*What you will do*.
Tell how many lines have the string "JSON" in them, and write nothing besides the number.

(Rows from a figure dataset)

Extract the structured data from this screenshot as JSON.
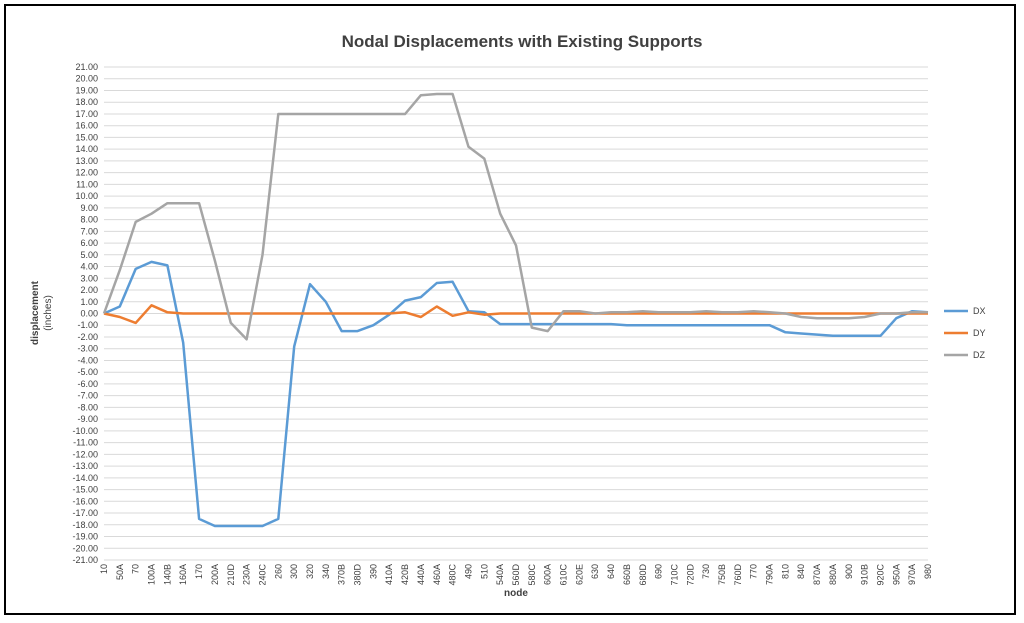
{
  "chart_data": {
    "type": "line",
    "title": "Nodal Displacements with Existing Supports",
    "xlabel": "node",
    "ylabel": "displacement",
    "ylabel_unit": "(inches)",
    "ylim": [
      -21,
      21
    ],
    "ytick_step": 1,
    "grid": true,
    "legend_position": "right",
    "categories": [
      "10",
      "50A",
      "70",
      "100A",
      "140B",
      "160A",
      "170",
      "200A",
      "210D",
      "230A",
      "240C",
      "260",
      "300",
      "320",
      "340",
      "370B",
      "380D",
      "390",
      "410A",
      "420B",
      "440A",
      "460A",
      "480C",
      "490",
      "510",
      "540A",
      "560D",
      "580C",
      "600A",
      "610C",
      "620E",
      "630",
      "640",
      "660B",
      "680D",
      "690",
      "710C",
      "720D",
      "730",
      "750B",
      "760D",
      "770",
      "790A",
      "810",
      "840",
      "870A",
      "880A",
      "900",
      "910B",
      "920C",
      "950A",
      "970A",
      "980"
    ],
    "series": [
      {
        "name": "DX",
        "color": "#5b9bd5",
        "values": [
          0,
          0.6,
          3.8,
          4.4,
          4.1,
          -2.5,
          -17.5,
          -18.1,
          -18.1,
          -18.1,
          -18.1,
          -17.5,
          -2.8,
          2.5,
          1.0,
          -1.5,
          -1.5,
          -1.0,
          -0.1,
          1.1,
          1.4,
          2.6,
          2.7,
          0.2,
          0.1,
          -0.9,
          -0.9,
          -0.9,
          -0.9,
          -0.9,
          -0.9,
          -0.9,
          -0.9,
          -1.0,
          -1.0,
          -1.0,
          -1.0,
          -1.0,
          -1.0,
          -1.0,
          -1.0,
          -1.0,
          -1.0,
          -1.6,
          -1.7,
          -1.8,
          -1.9,
          -1.9,
          -1.9,
          -1.9,
          -0.4,
          0.2,
          0.1
        ]
      },
      {
        "name": "DY",
        "color": "#ed7d31",
        "values": [
          0,
          -0.3,
          -0.8,
          0.7,
          0.1,
          0,
          0,
          0,
          0,
          0,
          0,
          0,
          0,
          0,
          0,
          0,
          0,
          0,
          0,
          0.1,
          -0.3,
          0.6,
          -0.2,
          0.1,
          -0.1,
          0,
          0,
          0,
          0,
          0,
          0,
          0,
          0,
          0,
          0,
          0,
          0,
          0,
          0,
          0,
          0,
          0,
          0,
          0,
          0,
          0,
          0,
          0,
          0,
          0,
          0,
          0,
          0
        ]
      },
      {
        "name": "DZ",
        "color": "#a5a5a5",
        "values": [
          0,
          3.7,
          7.8,
          8.5,
          9.4,
          9.4,
          9.4,
          4.5,
          -0.8,
          -2.2,
          5.0,
          17.0,
          17.0,
          17.0,
          17.0,
          17.0,
          17.0,
          17.0,
          17.0,
          17.0,
          18.6,
          18.7,
          18.7,
          14.2,
          13.2,
          8.5,
          5.8,
          -1.2,
          -1.5,
          0.2,
          0.2,
          0,
          0.1,
          0.1,
          0.2,
          0.1,
          0.1,
          0.1,
          0.2,
          0.1,
          0.1,
          0.2,
          0.1,
          0,
          -0.3,
          -0.4,
          -0.4,
          -0.4,
          -0.3,
          0,
          0,
          0.1,
          0.1
        ]
      }
    ]
  }
}
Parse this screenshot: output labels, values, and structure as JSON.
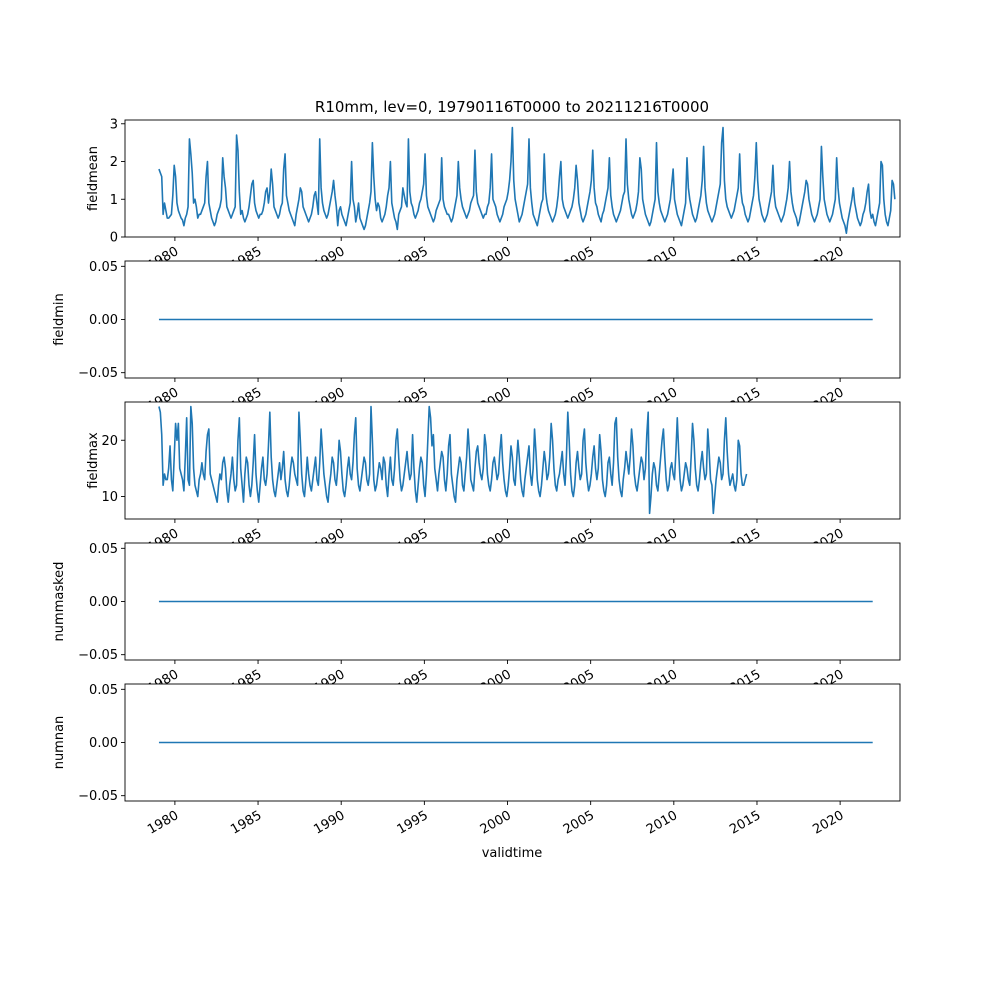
{
  "figure": {
    "title": "R10mm, lev=0, 19790116T0000 to 20211216T0000",
    "xlabel": "validtime",
    "line_color": "#1f77b4"
  },
  "chart_data": [
    {
      "type": "line",
      "ylabel": "fieldmean",
      "xlim": [
        1977.0,
        2023.6
      ],
      "ylim": [
        0.0,
        3.1
      ],
      "yticks": [
        0,
        1,
        2,
        3
      ],
      "ytick_labels": [
        "0",
        "1",
        "2",
        "3"
      ],
      "xticks": [
        1980,
        1985,
        1990,
        1995,
        2000,
        2005,
        2010,
        2015,
        2020
      ],
      "xtick_labels": [
        "1980",
        "1985",
        "1990",
        "1995",
        "2000",
        "2005",
        "2010",
        "2015",
        "2020"
      ],
      "x_start": "1979-01",
      "x_step": "monthly",
      "values": [
        1.8,
        1.7,
        1.6,
        0.6,
        0.9,
        0.7,
        0.5,
        0.5,
        0.55,
        0.6,
        1.1,
        1.9,
        1.6,
        0.9,
        0.7,
        0.6,
        0.5,
        0.45,
        0.3,
        0.5,
        0.6,
        0.8,
        2.6,
        2.2,
        1.7,
        0.9,
        1.0,
        0.8,
        0.5,
        0.6,
        0.6,
        0.7,
        0.8,
        0.9,
        1.6,
        2.0,
        0.9,
        0.7,
        0.5,
        0.4,
        0.3,
        0.4,
        0.6,
        0.7,
        0.8,
        1.0,
        2.1,
        1.6,
        1.3,
        0.8,
        0.7,
        0.6,
        0.5,
        0.6,
        0.7,
        0.8,
        2.7,
        2.3,
        1.2,
        0.6,
        0.7,
        0.5,
        0.4,
        0.5,
        0.6,
        0.8,
        1.1,
        1.4,
        1.5,
        0.9,
        0.7,
        0.6,
        0.5,
        0.6,
        0.6,
        0.7,
        0.9,
        1.2,
        1.3,
        0.9,
        1.2,
        1.8,
        1.4,
        0.8,
        0.7,
        0.6,
        0.5,
        0.6,
        0.8,
        0.9,
        1.8,
        2.2,
        1.1,
        0.9,
        0.7,
        0.6,
        0.5,
        0.4,
        0.3,
        0.6,
        0.8,
        1.0,
        1.3,
        1.2,
        0.8,
        0.7,
        0.6,
        0.5,
        0.4,
        0.5,
        0.6,
        0.8,
        1.1,
        1.2,
        0.9,
        0.6,
        2.6,
        1.3,
        0.9,
        0.7,
        0.6,
        0.5,
        0.6,
        0.8,
        1.0,
        1.2,
        1.5,
        1.1,
        0.8,
        0.3,
        0.7,
        0.8,
        0.6,
        0.5,
        0.4,
        0.3,
        0.5,
        0.7,
        0.9,
        2.0,
        1.0,
        0.8,
        0.4,
        0.6,
        0.9,
        0.5,
        0.4,
        0.3,
        0.2,
        0.3,
        0.5,
        0.7,
        0.9,
        1.2,
        2.5,
        1.6,
        1.0,
        0.7,
        0.9,
        0.8,
        0.5,
        0.4,
        0.5,
        0.6,
        0.8,
        1.1,
        1.3,
        2.0,
        0.9,
        0.7,
        0.5,
        0.4,
        0.2,
        0.6,
        0.7,
        0.8,
        1.3,
        1.1,
        0.9,
        0.8,
        2.6,
        1.2,
        0.9,
        0.8,
        0.6,
        0.5,
        0.6,
        0.7,
        0.9,
        1.0,
        1.2,
        1.4,
        2.2,
        1.1,
        0.8,
        0.7,
        0.6,
        0.5,
        0.4,
        0.5,
        0.7,
        0.8,
        0.9,
        1.0,
        2.1,
        1.0,
        0.8,
        0.7,
        0.6,
        0.6,
        0.5,
        0.4,
        0.5,
        0.7,
        0.9,
        1.1,
        2.0,
        1.3,
        1.0,
        0.8,
        0.7,
        0.6,
        0.5,
        0.6,
        0.7,
        0.9,
        1.0,
        1.1,
        2.3,
        1.2,
        0.9,
        0.8,
        0.7,
        0.6,
        0.5,
        0.6,
        0.6,
        0.8,
        0.9,
        1.3,
        2.2,
        1.0,
        0.9,
        0.8,
        0.6,
        0.5,
        0.4,
        0.5,
        0.6,
        0.8,
        0.9,
        1.0,
        1.2,
        1.5,
        2.0,
        2.9,
        1.5,
        1.0,
        0.8,
        0.6,
        0.4,
        0.5,
        0.6,
        0.8,
        1.0,
        1.2,
        1.4,
        2.6,
        1.3,
        0.9,
        0.6,
        0.5,
        0.4,
        0.3,
        0.5,
        0.7,
        0.9,
        1.0,
        2.2,
        1.2,
        0.9,
        0.7,
        0.6,
        0.5,
        0.4,
        0.5,
        0.6,
        0.8,
        1.1,
        1.6,
        2.0,
        1.0,
        0.8,
        0.7,
        0.6,
        0.5,
        0.6,
        0.7,
        0.8,
        1.0,
        1.3,
        1.9,
        1.5,
        0.9,
        0.7,
        0.5,
        0.4,
        0.5,
        0.6,
        0.8,
        1.0,
        1.2,
        1.5,
        2.3,
        1.3,
        0.9,
        0.8,
        0.6,
        0.5,
        0.4,
        0.6,
        0.7,
        0.9,
        1.1,
        1.3,
        2.1,
        1.1,
        0.8,
        0.6,
        0.5,
        0.4,
        0.5,
        0.6,
        0.7,
        0.9,
        1.1,
        1.2,
        2.6,
        1.4,
        1.0,
        0.8,
        0.6,
        0.5,
        0.6,
        0.7,
        0.9,
        1.2,
        2.1,
        1.8,
        1.0,
        0.8,
        0.6,
        0.5,
        0.4,
        0.3,
        0.4,
        0.6,
        0.8,
        1.0,
        2.5,
        1.2,
        0.9,
        0.7,
        0.6,
        0.5,
        0.4,
        0.5,
        0.6,
        0.8,
        1.0,
        1.4,
        1.8,
        1.0,
        0.8,
        0.6,
        0.5,
        0.4,
        0.3,
        0.5,
        0.7,
        0.9,
        2.1,
        1.3,
        1.0,
        0.8,
        0.6,
        0.5,
        0.4,
        0.5,
        0.7,
        0.9,
        1.1,
        1.5,
        2.4,
        1.3,
        0.9,
        0.7,
        0.6,
        0.5,
        0.4,
        0.5,
        0.6,
        0.8,
        1.0,
        1.2,
        1.4,
        2.5,
        2.9,
        1.5,
        1.0,
        0.8,
        0.7,
        0.6,
        0.5,
        0.6,
        0.7,
        0.9,
        1.1,
        1.3,
        2.2,
        1.2,
        0.9,
        0.8,
        0.6,
        0.5,
        0.4,
        0.5,
        0.7,
        0.9,
        1.1,
        1.6,
        2.5,
        1.5,
        1.0,
        0.8,
        0.6,
        0.5,
        0.4,
        0.5,
        0.6,
        0.8,
        1.0,
        1.2,
        1.9,
        1.1,
        0.8,
        0.7,
        0.6,
        0.5,
        0.4,
        0.5,
        0.6,
        0.8,
        1.0,
        1.3,
        2.0,
        1.2,
        0.9,
        0.7,
        0.6,
        0.5,
        0.3,
        0.4,
        0.6,
        0.8,
        1.0,
        1.2,
        1.5,
        1.4,
        1.0,
        0.8,
        0.6,
        0.5,
        0.4,
        0.5,
        0.6,
        0.8,
        1.0,
        2.4,
        1.6,
        1.0,
        0.8,
        0.6,
        0.5,
        0.4,
        0.5,
        0.6,
        0.8,
        1.0,
        2.1,
        1.3,
        0.9,
        0.7,
        0.5,
        0.4,
        0.3,
        0.1,
        0.4,
        0.6,
        0.8,
        1.0,
        1.3,
        0.9,
        0.7,
        0.5,
        0.4,
        0.3,
        0.4,
        0.6,
        0.7,
        0.9,
        1.2,
        1.4,
        0.7,
        0.5,
        0.6,
        0.4,
        0.3,
        0.5,
        0.7,
        0.9,
        2.0,
        1.9,
        1.0,
        0.6,
        0.4,
        0.3,
        0.5,
        0.7,
        1.5,
        1.4,
        1.0
      ]
    },
    {
      "type": "line",
      "ylabel": "fieldmin",
      "xlim": [
        1977.0,
        2023.6
      ],
      "ylim": [
        -0.055,
        0.055
      ],
      "yticks": [
        -0.05,
        0.0,
        0.05
      ],
      "ytick_labels": [
        "−0.05",
        "0.00",
        "0.05"
      ],
      "xticks": [
        1980,
        1985,
        1990,
        1995,
        2000,
        2005,
        2010,
        2015,
        2020
      ],
      "xtick_labels": [
        "1980",
        "1985",
        "1990",
        "1995",
        "2000",
        "2005",
        "2010",
        "2015",
        "2020"
      ],
      "x_start": "1979-01",
      "x_step": "monthly",
      "constant": 0.0
    },
    {
      "type": "line",
      "ylabel": "fieldmax",
      "xlim": [
        1977.0,
        2023.6
      ],
      "ylim": [
        6.0,
        26.8
      ],
      "yticks": [
        10,
        20
      ],
      "ytick_labels": [
        "10",
        "20"
      ],
      "xticks": [
        1980,
        1985,
        1990,
        1995,
        2000,
        2005,
        2010,
        2015,
        2020
      ],
      "xtick_labels": [
        "1980",
        "1985",
        "1990",
        "1995",
        "2000",
        "2005",
        "2010",
        "2015",
        "2020"
      ],
      "x_start": "1979-01",
      "x_step": "monthly",
      "values": [
        26,
        25,
        21,
        12,
        14,
        13,
        13,
        15,
        19,
        13,
        11,
        17,
        23,
        20,
        23,
        15,
        14,
        13,
        11,
        17,
        24,
        13,
        12,
        26,
        23,
        15,
        12,
        11,
        10,
        13,
        14,
        16,
        14,
        13,
        18,
        21,
        22,
        14,
        13,
        12,
        11,
        10,
        9,
        12,
        14,
        13,
        16,
        17,
        15,
        11,
        9,
        12,
        14,
        17,
        13,
        11,
        12,
        20,
        24,
        15,
        12,
        9,
        14,
        17,
        16,
        12,
        10,
        12,
        16,
        21,
        14,
        11,
        9,
        12,
        15,
        17,
        13,
        12,
        14,
        19,
        25,
        17,
        13,
        11,
        10,
        12,
        14,
        16,
        13,
        15,
        18,
        13,
        11,
        10,
        12,
        15,
        17,
        16,
        14,
        13,
        12,
        25,
        20,
        14,
        11,
        10,
        13,
        17,
        14,
        12,
        11,
        13,
        15,
        17,
        13,
        12,
        16,
        22,
        18,
        14,
        12,
        10,
        9,
        12,
        14,
        17,
        16,
        13,
        12,
        15,
        20,
        18,
        14,
        11,
        10,
        12,
        15,
        17,
        14,
        13,
        16,
        21,
        24,
        15,
        12,
        11,
        13,
        15,
        17,
        16,
        13,
        12,
        14,
        26,
        20,
        13,
        11,
        12,
        14,
        16,
        15,
        13,
        17,
        16,
        12,
        10,
        14,
        17,
        13,
        12,
        15,
        20,
        22,
        17,
        13,
        11,
        12,
        14,
        16,
        18,
        15,
        13,
        14,
        21,
        15,
        11,
        9,
        12,
        15,
        17,
        16,
        12,
        10,
        14,
        20,
        26,
        24,
        19,
        21,
        15,
        13,
        11,
        14,
        16,
        18,
        17,
        13,
        11,
        14,
        19,
        21,
        14,
        12,
        10,
        9,
        13,
        15,
        17,
        16,
        12,
        11,
        14,
        17,
        22,
        18,
        13,
        12,
        11,
        15,
        18,
        19,
        16,
        14,
        13,
        15,
        21,
        19,
        14,
        12,
        11,
        13,
        16,
        17,
        15,
        13,
        14,
        18,
        21,
        16,
        13,
        11,
        10,
        12,
        15,
        19,
        17,
        13,
        12,
        16,
        20,
        17,
        13,
        11,
        10,
        13,
        15,
        17,
        19,
        14,
        12,
        15,
        22,
        18,
        13,
        11,
        10,
        12,
        15,
        18,
        16,
        13,
        14,
        17,
        23,
        20,
        15,
        12,
        11,
        13,
        14,
        16,
        18,
        14,
        12,
        17,
        25,
        20,
        14,
        11,
        10,
        12,
        16,
        18,
        15,
        13,
        14,
        20,
        22,
        16,
        13,
        11,
        12,
        14,
        17,
        19,
        15,
        13,
        15,
        21,
        18,
        13,
        11,
        10,
        12,
        16,
        17,
        14,
        12,
        16,
        23,
        24,
        17,
        13,
        11,
        10,
        13,
        15,
        18,
        16,
        14,
        17,
        22,
        19,
        14,
        12,
        11,
        13,
        15,
        17,
        16,
        13,
        15,
        21,
        25,
        7,
        10,
        14,
        16,
        15,
        12,
        11,
        14,
        17,
        20,
        22,
        17,
        13,
        11,
        12,
        15,
        16,
        14,
        13,
        18,
        24,
        18,
        13,
        11,
        12,
        14,
        16,
        15,
        13,
        12,
        17,
        23,
        20,
        15,
        12,
        11,
        13,
        16,
        18,
        15,
        13,
        14,
        22,
        18,
        13,
        12,
        7,
        10,
        13,
        15,
        17,
        16,
        13,
        14,
        20,
        24,
        18,
        14,
        12,
        13,
        14,
        12,
        11,
        13,
        20,
        19,
        14,
        12,
        12,
        13,
        14
      ]
    },
    {
      "type": "line",
      "ylabel": "nummasked",
      "xlim": [
        1977.0,
        2023.6
      ],
      "ylim": [
        -0.055,
        0.055
      ],
      "yticks": [
        -0.05,
        0.0,
        0.05
      ],
      "ytick_labels": [
        "−0.05",
        "0.00",
        "0.05"
      ],
      "xticks": [
        1980,
        1985,
        1990,
        1995,
        2000,
        2005,
        2010,
        2015,
        2020
      ],
      "xtick_labels": [
        "1980",
        "1985",
        "1990",
        "1995",
        "2000",
        "2005",
        "2010",
        "2015",
        "2020"
      ],
      "x_start": "1979-01",
      "x_step": "monthly",
      "constant": 0.0
    },
    {
      "type": "line",
      "ylabel": "numnan",
      "xlim": [
        1977.0,
        2023.6
      ],
      "ylim": [
        -0.055,
        0.055
      ],
      "yticks": [
        -0.05,
        0.0,
        0.05
      ],
      "ytick_labels": [
        "−0.05",
        "0.00",
        "0.05"
      ],
      "xticks": [
        1980,
        1985,
        1990,
        1995,
        2000,
        2005,
        2010,
        2015,
        2020
      ],
      "xtick_labels": [
        "1980",
        "1985",
        "1990",
        "1995",
        "2000",
        "2005",
        "2010",
        "2015",
        "2020"
      ],
      "x_start": "1979-01",
      "x_step": "monthly",
      "constant": 0.0
    }
  ]
}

*Written response*.
2